## What you are asked to do
Keep only the lines of the data below that contain "mdash", and copy them.

## Source records
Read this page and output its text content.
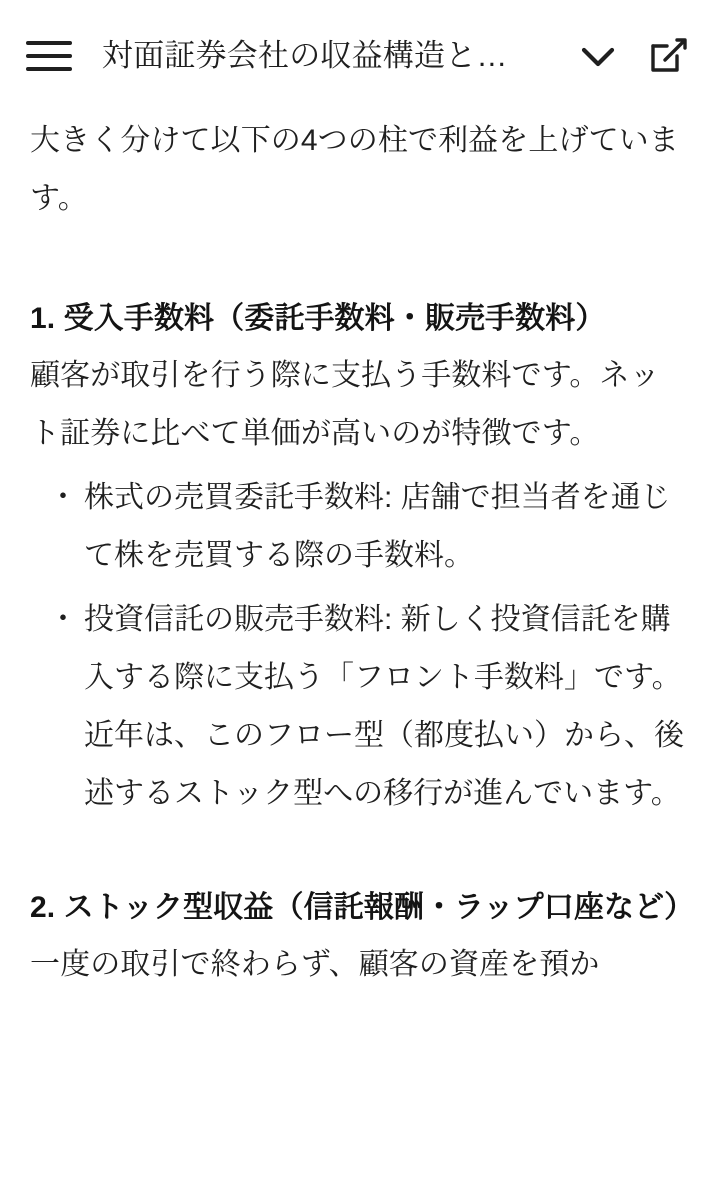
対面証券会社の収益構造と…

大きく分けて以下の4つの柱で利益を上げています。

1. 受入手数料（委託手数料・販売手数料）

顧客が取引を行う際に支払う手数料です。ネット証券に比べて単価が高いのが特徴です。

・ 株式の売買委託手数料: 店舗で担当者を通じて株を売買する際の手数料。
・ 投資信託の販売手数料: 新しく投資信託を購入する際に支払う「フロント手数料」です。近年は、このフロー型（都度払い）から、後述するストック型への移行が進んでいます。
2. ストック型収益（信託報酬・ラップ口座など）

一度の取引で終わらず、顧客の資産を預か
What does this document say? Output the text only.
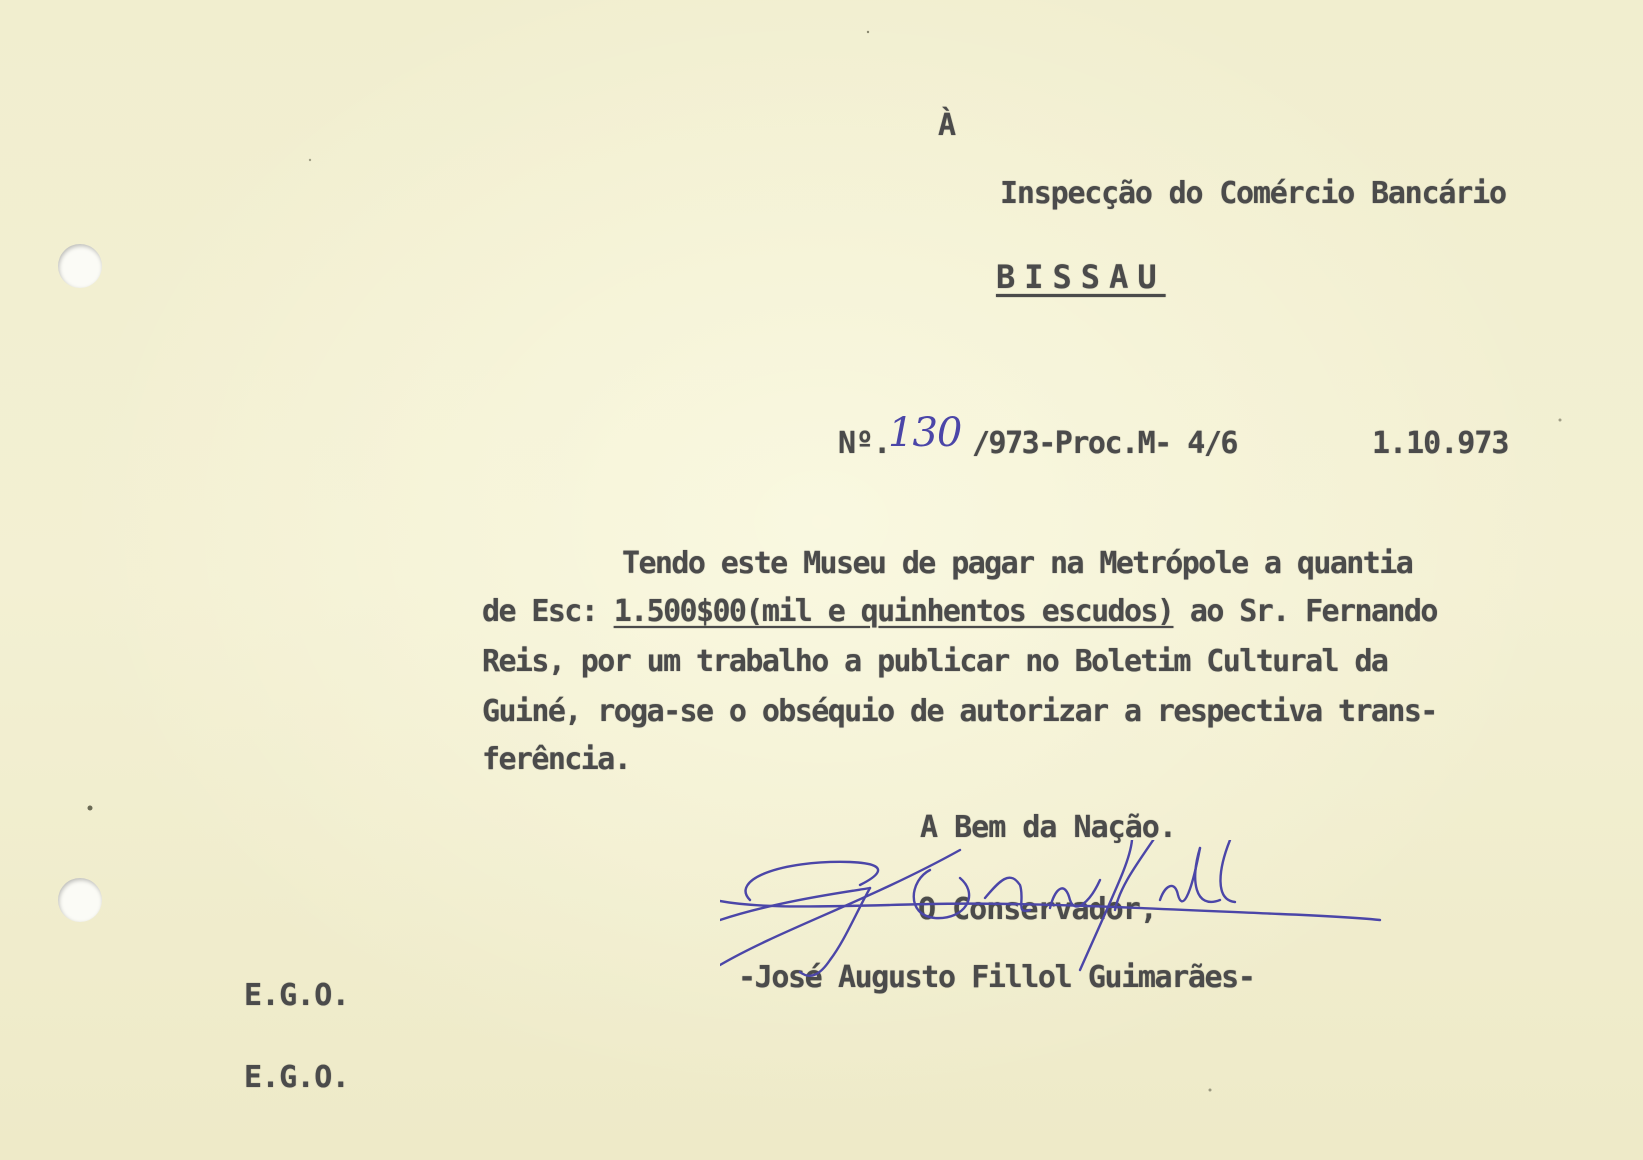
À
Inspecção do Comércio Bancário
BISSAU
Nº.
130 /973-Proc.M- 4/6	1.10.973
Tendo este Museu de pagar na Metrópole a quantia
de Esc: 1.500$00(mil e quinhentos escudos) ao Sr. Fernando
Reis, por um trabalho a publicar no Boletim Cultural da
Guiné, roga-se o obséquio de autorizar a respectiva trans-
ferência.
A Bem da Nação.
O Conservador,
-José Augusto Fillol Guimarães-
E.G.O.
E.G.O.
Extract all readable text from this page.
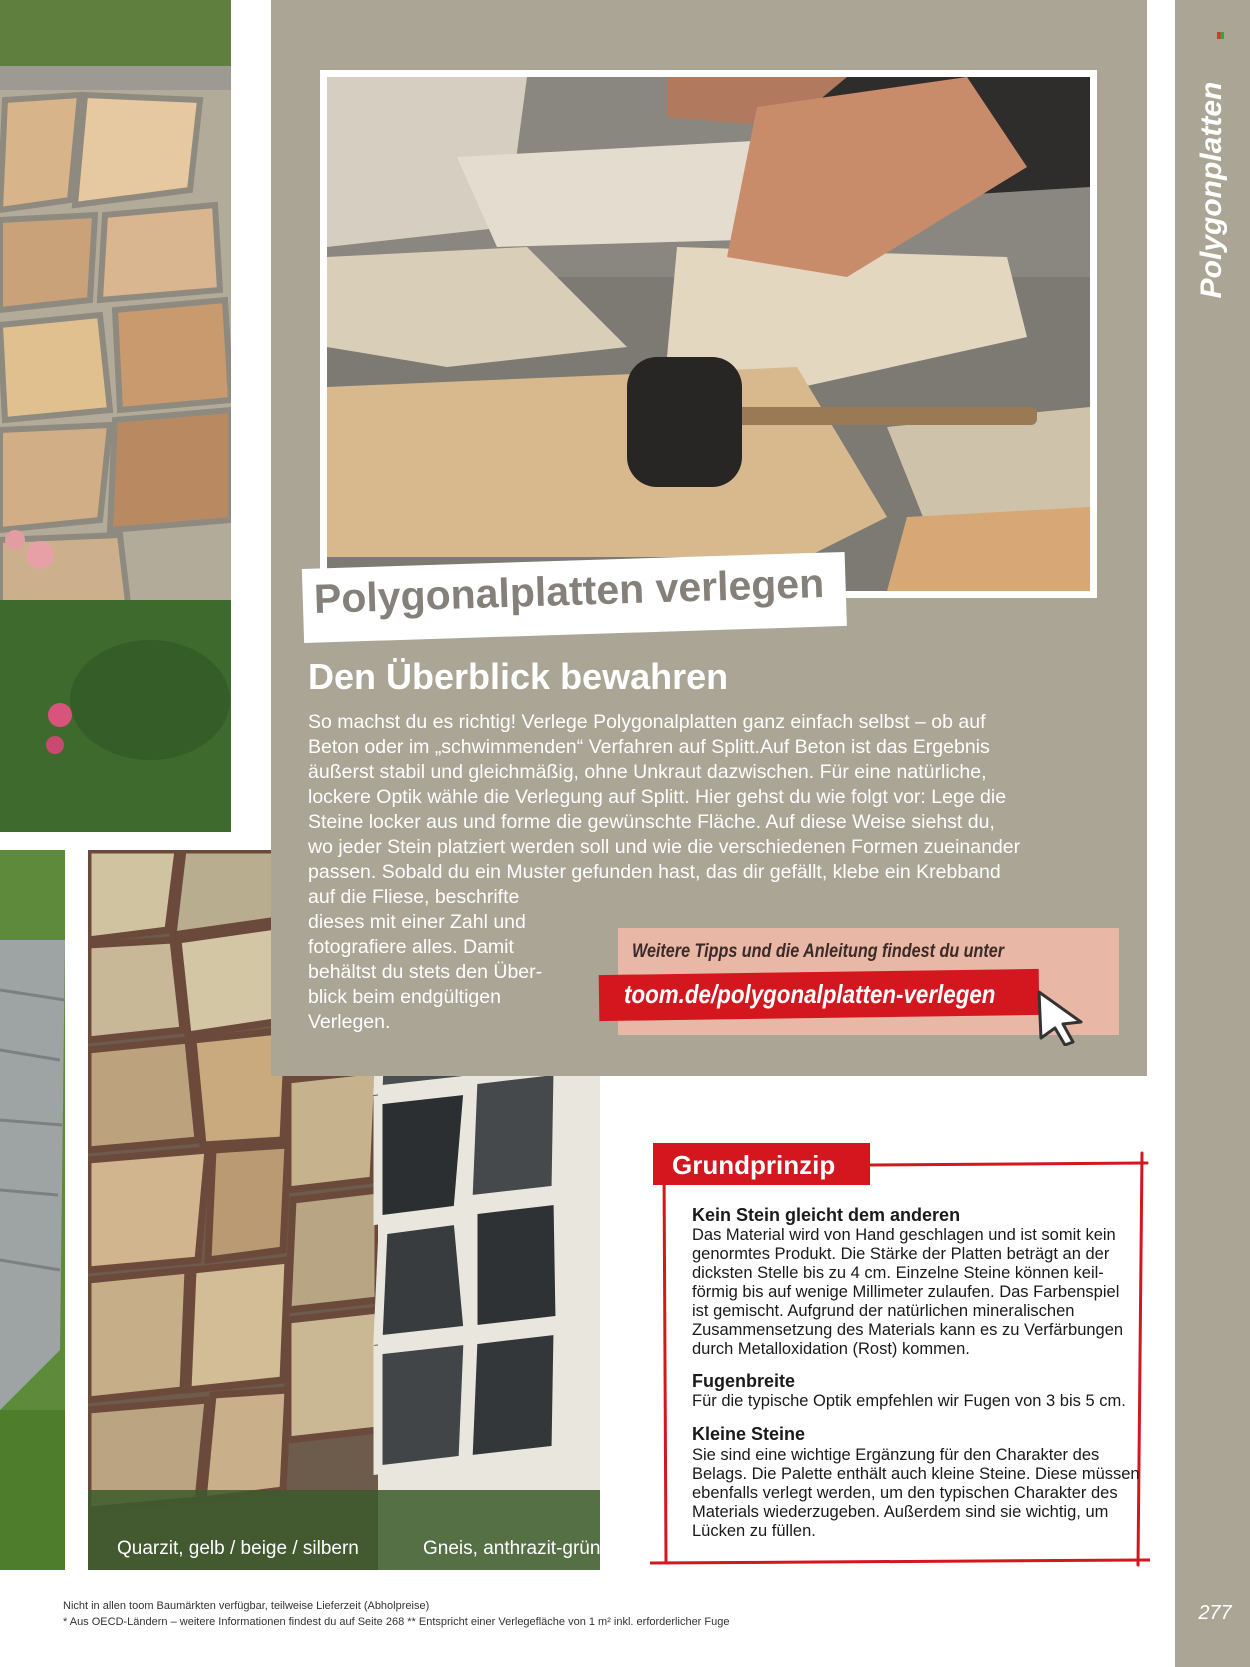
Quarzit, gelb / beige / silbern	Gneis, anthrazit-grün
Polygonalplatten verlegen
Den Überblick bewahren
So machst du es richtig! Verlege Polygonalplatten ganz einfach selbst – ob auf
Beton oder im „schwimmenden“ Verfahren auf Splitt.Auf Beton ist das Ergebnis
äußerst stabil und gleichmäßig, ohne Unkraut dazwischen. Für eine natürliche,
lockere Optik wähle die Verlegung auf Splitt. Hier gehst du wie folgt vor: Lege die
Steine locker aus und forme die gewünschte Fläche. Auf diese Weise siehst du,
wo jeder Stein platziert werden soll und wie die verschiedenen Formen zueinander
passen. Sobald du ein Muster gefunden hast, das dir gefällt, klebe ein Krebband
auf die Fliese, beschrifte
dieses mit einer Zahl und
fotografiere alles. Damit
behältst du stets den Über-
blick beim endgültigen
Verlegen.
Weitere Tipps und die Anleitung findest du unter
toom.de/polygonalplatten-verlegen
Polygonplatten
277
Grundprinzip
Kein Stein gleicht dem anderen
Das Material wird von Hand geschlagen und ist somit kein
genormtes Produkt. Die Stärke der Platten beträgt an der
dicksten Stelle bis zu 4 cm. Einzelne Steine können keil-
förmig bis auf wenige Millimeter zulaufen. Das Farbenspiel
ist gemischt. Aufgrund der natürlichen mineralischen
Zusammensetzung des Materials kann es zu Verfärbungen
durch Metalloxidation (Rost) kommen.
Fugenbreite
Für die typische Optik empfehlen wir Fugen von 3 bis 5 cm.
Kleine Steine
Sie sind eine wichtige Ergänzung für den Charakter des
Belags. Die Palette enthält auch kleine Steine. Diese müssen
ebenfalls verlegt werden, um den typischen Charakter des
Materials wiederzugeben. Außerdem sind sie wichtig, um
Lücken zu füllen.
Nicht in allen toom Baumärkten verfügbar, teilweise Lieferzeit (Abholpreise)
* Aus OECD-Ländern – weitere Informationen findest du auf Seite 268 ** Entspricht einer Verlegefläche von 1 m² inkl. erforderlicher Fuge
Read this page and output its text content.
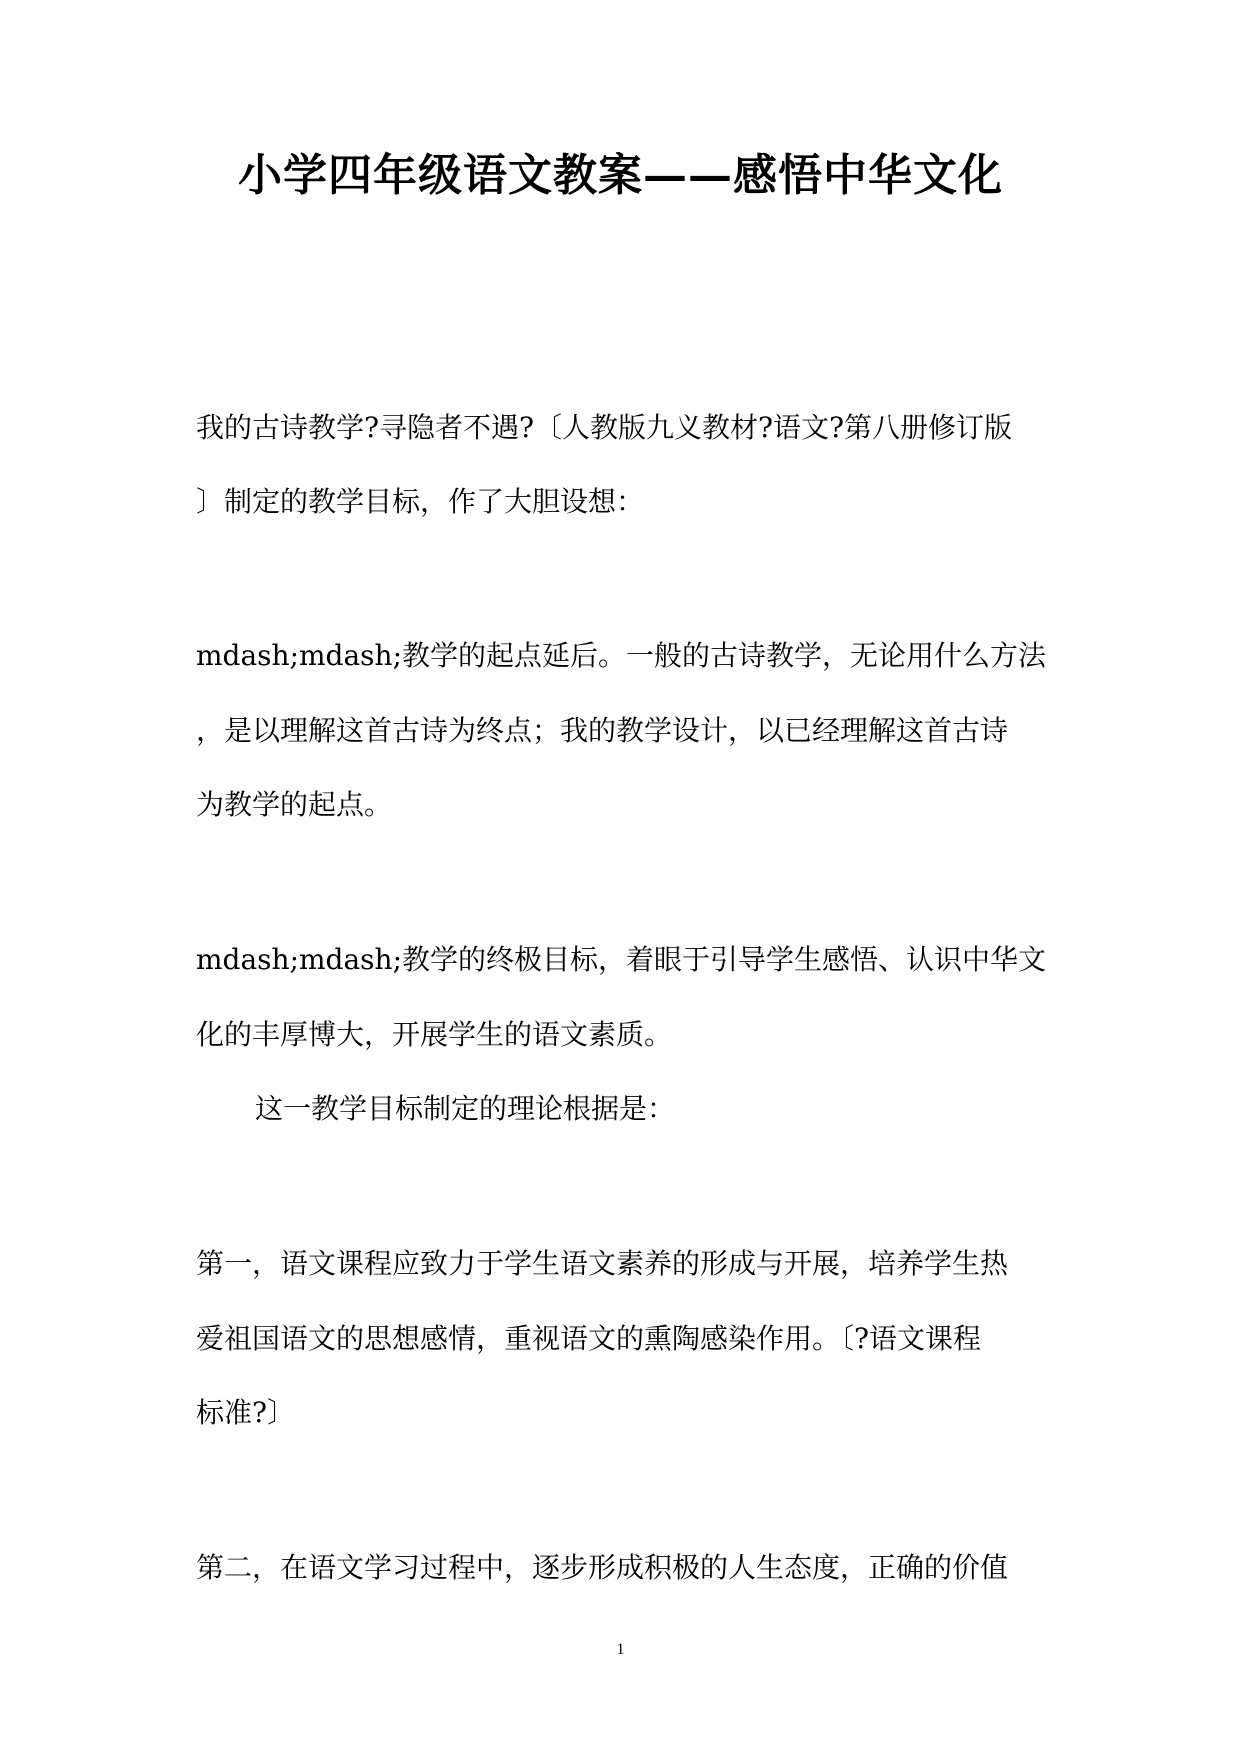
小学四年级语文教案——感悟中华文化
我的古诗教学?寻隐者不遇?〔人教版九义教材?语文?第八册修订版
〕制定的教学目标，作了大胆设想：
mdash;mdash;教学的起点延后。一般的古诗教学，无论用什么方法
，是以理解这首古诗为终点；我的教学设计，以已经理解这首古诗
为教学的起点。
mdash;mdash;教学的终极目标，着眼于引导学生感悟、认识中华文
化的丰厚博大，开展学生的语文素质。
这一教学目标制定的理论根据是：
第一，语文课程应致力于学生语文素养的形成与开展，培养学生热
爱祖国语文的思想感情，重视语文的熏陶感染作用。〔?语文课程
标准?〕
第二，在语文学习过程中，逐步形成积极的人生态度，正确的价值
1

## Answer to this exercise
mdash;mdash;教学的起点延后。一般的古诗教学，无论用什么方法
mdash;mdash;教学的终极目标，着眼于引导学生感悟、认识中华文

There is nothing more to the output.